## BEGIN Given entries

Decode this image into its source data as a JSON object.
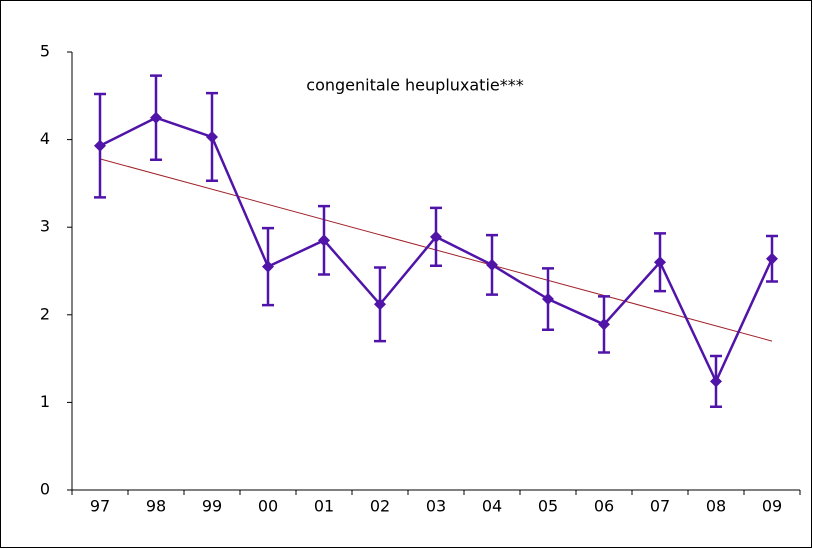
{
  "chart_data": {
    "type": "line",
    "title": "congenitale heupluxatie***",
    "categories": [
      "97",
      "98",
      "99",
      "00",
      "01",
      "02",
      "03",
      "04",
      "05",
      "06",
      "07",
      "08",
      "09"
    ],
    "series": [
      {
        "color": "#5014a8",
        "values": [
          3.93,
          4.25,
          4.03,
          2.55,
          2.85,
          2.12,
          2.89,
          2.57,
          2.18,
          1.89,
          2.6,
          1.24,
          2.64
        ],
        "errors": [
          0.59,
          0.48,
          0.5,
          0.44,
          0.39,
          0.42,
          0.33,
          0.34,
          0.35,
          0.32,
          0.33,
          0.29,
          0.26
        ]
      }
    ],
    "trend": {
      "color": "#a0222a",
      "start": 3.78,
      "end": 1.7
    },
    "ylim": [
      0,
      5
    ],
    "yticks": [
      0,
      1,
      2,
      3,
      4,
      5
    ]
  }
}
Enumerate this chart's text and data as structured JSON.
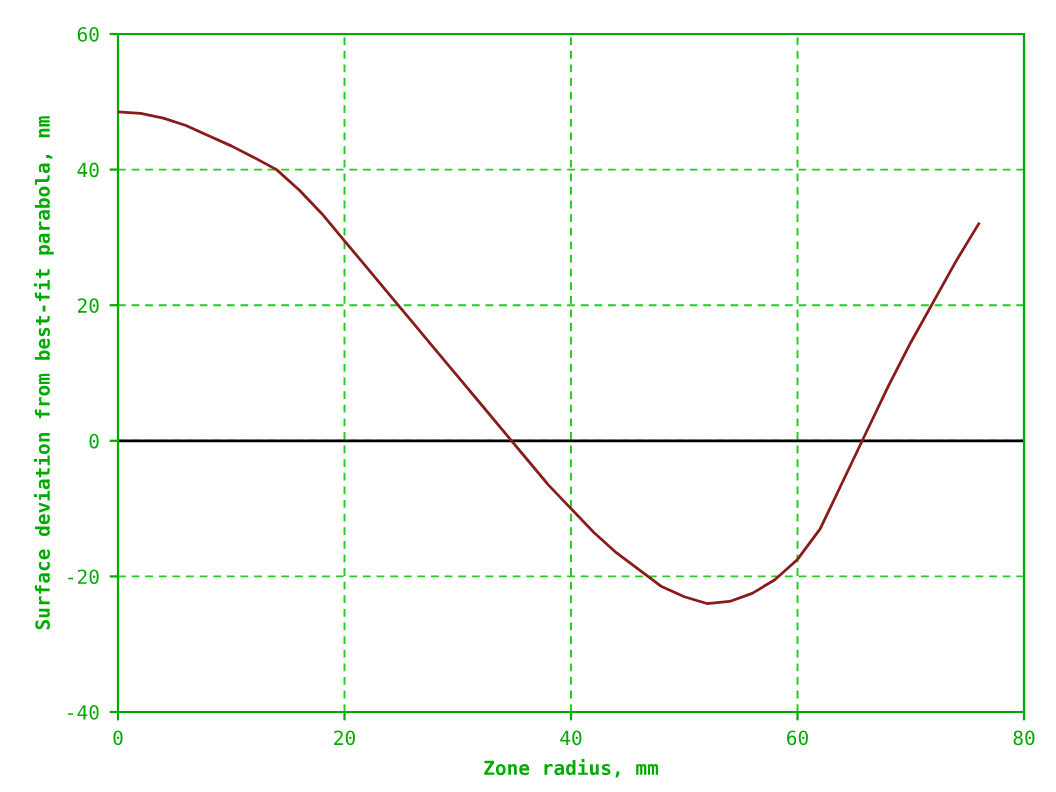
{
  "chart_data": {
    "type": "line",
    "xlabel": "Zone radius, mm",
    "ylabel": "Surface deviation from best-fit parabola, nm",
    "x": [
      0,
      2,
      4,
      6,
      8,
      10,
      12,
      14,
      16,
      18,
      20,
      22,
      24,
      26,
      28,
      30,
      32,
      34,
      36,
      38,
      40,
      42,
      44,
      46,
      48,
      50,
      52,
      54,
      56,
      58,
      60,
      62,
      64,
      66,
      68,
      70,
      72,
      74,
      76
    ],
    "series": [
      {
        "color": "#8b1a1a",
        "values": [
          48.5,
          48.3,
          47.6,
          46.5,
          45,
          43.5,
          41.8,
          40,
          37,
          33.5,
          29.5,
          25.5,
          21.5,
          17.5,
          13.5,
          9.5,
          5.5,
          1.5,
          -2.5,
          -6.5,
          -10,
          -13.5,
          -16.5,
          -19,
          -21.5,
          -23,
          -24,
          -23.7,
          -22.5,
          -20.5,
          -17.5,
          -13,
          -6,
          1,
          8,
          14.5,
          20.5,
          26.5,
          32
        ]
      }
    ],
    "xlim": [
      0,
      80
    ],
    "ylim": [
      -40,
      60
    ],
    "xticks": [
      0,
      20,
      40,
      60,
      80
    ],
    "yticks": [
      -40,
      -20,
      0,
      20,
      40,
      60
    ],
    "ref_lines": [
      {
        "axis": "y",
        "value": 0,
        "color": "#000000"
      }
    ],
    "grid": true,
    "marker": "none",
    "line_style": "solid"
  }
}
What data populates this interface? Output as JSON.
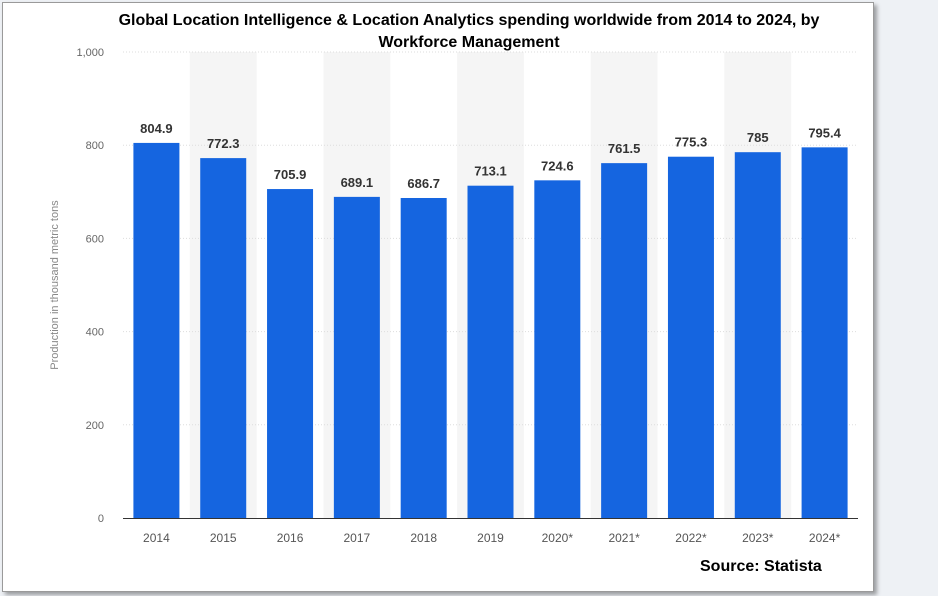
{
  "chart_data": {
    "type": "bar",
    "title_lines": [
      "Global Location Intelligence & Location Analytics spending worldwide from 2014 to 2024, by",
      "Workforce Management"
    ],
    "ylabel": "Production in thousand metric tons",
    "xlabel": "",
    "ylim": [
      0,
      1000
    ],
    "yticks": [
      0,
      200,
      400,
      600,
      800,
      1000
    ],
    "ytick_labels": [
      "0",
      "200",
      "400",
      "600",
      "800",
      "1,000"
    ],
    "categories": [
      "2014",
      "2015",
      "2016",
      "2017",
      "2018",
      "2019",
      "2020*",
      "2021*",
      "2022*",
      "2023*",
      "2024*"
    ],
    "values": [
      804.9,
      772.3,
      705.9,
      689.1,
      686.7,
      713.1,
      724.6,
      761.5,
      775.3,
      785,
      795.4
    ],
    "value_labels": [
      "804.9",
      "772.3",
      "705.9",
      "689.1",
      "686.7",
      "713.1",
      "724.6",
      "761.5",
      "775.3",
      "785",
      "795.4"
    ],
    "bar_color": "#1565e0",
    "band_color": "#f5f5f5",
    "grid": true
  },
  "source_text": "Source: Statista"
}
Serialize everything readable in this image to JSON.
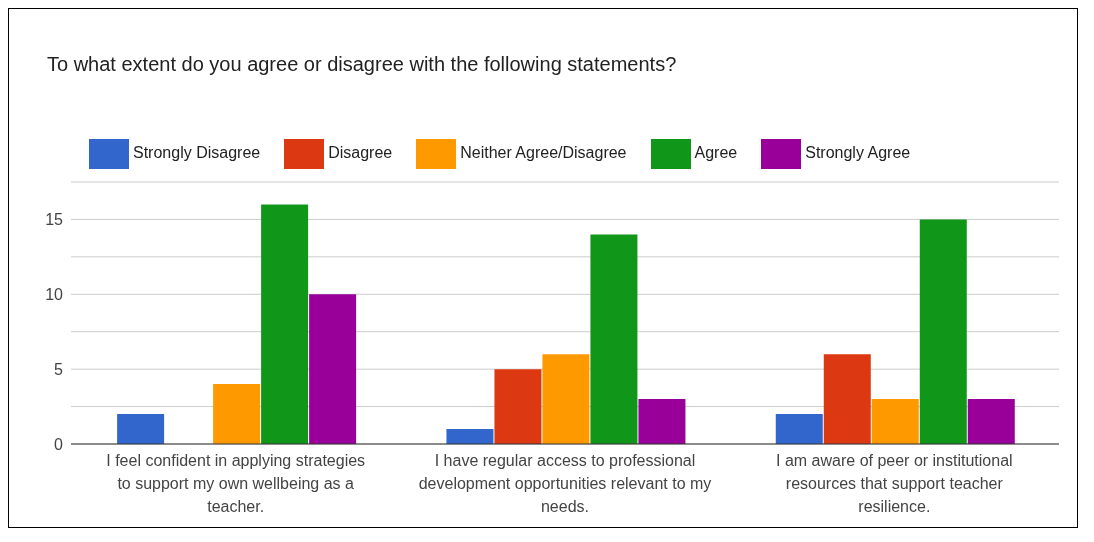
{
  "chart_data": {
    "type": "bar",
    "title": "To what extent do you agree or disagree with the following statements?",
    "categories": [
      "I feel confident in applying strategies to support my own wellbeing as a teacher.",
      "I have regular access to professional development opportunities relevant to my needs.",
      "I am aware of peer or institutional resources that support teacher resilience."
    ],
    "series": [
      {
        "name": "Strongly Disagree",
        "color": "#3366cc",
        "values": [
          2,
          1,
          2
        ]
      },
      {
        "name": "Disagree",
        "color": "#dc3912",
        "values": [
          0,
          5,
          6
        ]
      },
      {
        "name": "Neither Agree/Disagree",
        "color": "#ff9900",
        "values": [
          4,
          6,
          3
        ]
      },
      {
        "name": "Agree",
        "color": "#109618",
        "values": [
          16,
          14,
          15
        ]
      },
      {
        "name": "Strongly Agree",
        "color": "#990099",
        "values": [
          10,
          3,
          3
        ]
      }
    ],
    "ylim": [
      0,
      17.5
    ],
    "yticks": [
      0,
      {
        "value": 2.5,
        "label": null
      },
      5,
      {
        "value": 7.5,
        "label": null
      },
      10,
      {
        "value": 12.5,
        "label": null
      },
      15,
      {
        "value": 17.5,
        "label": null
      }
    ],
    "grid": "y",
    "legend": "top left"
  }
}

## END Given entries

§ Short exercise: Give every record again exactly, apart from the pictures, which stay out.

§ Expected answer:
Decode this image into its source data as a JSON object.
{
  "chart_data": {
    "type": "line",
    "title": "congenitale heupluxatie***",
    "categories": [
      "97",
      "98",
      "99",
      "00",
      "01",
      "02",
      "03",
      "04",
      "05",
      "06",
      "07",
      "08",
      "09"
    ],
    "series": [
      {
        "color": "#5014a8",
        "values": [
          3.93,
          4.25,
          4.03,
          2.55,
          2.85,
          2.12,
          2.89,
          2.57,
          2.18,
          1.89,
          2.6,
          1.24,
          2.64
        ],
        "errors": [
          0.59,
          0.48,
          0.5,
          0.44,
          0.39,
          0.42,
          0.33,
          0.34,
          0.35,
          0.32,
          0.33,
          0.29,
          0.26
        ]
      }
    ],
    "trend": {
      "color": "#a0222a",
      "start": 3.78,
      "end": 1.7
    },
    "ylim": [
      0,
      5
    ],
    "yticks": [
      0,
      1,
      2,
      3,
      4,
      5
    ]
  }
}
Enumerate this chart's text and data as structured JSON.
{
  "chart_data": {
    "type": "line",
    "xlabel": "Zone radius, mm",
    "ylabel": "Surface deviation from best-fit parabola, nm",
    "x": [
      0,
      2,
      4,
      6,
      8,
      10,
      12,
      14,
      16,
      18,
      20,
      22,
      24,
      26,
      28,
      30,
      32,
      34,
      36,
      38,
      40,
      42,
      44,
      46,
      48,
      50,
      52,
      54,
      56,
      58,
      60,
      62,
      64,
      66,
      68,
      70,
      72,
      74,
      76
    ],
    "series": [
      {
        "color": "#8b1a1a",
        "values": [
          48.5,
          48.3,
          47.6,
          46.5,
          45,
          43.5,
          41.8,
          40,
          37,
          33.5,
          29.5,
          25.5,
          21.5,
          17.5,
          13.5,
          9.5,
          5.5,
          1.5,
          -2.5,
          -6.5,
          -10,
          -13.5,
          -16.5,
          -19,
          -21.5,
          -23,
          -24,
          -23.7,
          -22.5,
          -20.5,
          -17.5,
          -13,
          -6,
          1,
          8,
          14.5,
          20.5,
          26.5,
          32
        ]
      }
    ],
    "xlim": [
      0,
      80
    ],
    "ylim": [
      -40,
      60
    ],
    "xticks": [
      0,
      20,
      40,
      60,
      80
    ],
    "yticks": [
      -40,
      -20,
      0,
      20,
      40,
      60
    ],
    "ref_lines": [
      {
        "axis": "y",
        "value": 0,
        "color": "#000000"
      }
    ],
    "grid": true,
    "marker": "none",
    "line_style": "solid"
  }
}
What data populates this interface? Output as JSON.
{
  "chart_data": {
    "type": "bar",
    "title_lines": [
      "Global Location Intelligence & Location Analytics spending worldwide from 2014 to 2024, by",
      "Workforce Management"
    ],
    "ylabel": "Production in thousand metric tons",
    "xlabel": "",
    "ylim": [
      0,
      1000
    ],
    "yticks": [
      0,
      200,
      400,
      600,
      800,
      1000
    ],
    "ytick_labels": [
      "0",
      "200",
      "400",
      "600",
      "800",
      "1,000"
    ],
    "categories": [
      "2014",
      "2015",
      "2016",
      "2017",
      "2018",
      "2019",
      "2020*",
      "2021*",
      "2022*",
      "2023*",
      "2024*"
    ],
    "values": [
      804.9,
      772.3,
      705.9,
      689.1,
      686.7,
      713.1,
      724.6,
      761.5,
      775.3,
      785,
      795.4
    ],
    "value_labels": [
      "804.9",
      "772.3",
      "705.9",
      "689.1",
      "686.7",
      "713.1",
      "724.6",
      "761.5",
      "775.3",
      "785",
      "795.4"
    ],
    "bar_color": "#1565e0",
    "band_color": "#f5f5f5",
    "grid": true
  },
  "source_text": "Source: Statista"
}
Serialize everything readable in this image to JSON.
{
  "chart_data": {
    "type": "bar",
    "title": "To what extent do you agree or disagree with the following statements?",
    "categories": [
      "I feel confident in applying strategies to support my own wellbeing as a teacher.",
      "I have regular access to professional development opportunities relevant to my needs.",
      "I am aware of peer or institutional resources that support teacher resilience."
    ],
    "series": [
      {
        "name": "Strongly Disagree",
        "color": "#3366cc",
        "values": [
          2,
          1,
          2
        ]
      },
      {
        "name": "Disagree",
        "color": "#dc3912",
        "values": [
          0,
          5,
          6
        ]
      },
      {
        "name": "Neither Agree/Disagree",
        "color": "#ff9900",
        "values": [
          4,
          6,
          3
        ]
      },
      {
        "name": "Agree",
        "color": "#109618",
        "values": [
          16,
          14,
          15
        ]
      },
      {
        "name": "Strongly Agree",
        "color": "#990099",
        "values": [
          10,
          3,
          3
        ]
      }
    ],
    "ylim": [
      0,
      17.5
    ],
    "yticks": [
      0,
      {
        "value": 2.5,
        "label": null
      },
      5,
      {
        "value": 7.5,
        "label": null
      },
      10,
      {
        "value": 12.5,
        "label": null
      },
      15,
      {
        "value": 17.5,
        "label": null
      }
    ],
    "grid": "y",
    "legend": "top left"
  }
}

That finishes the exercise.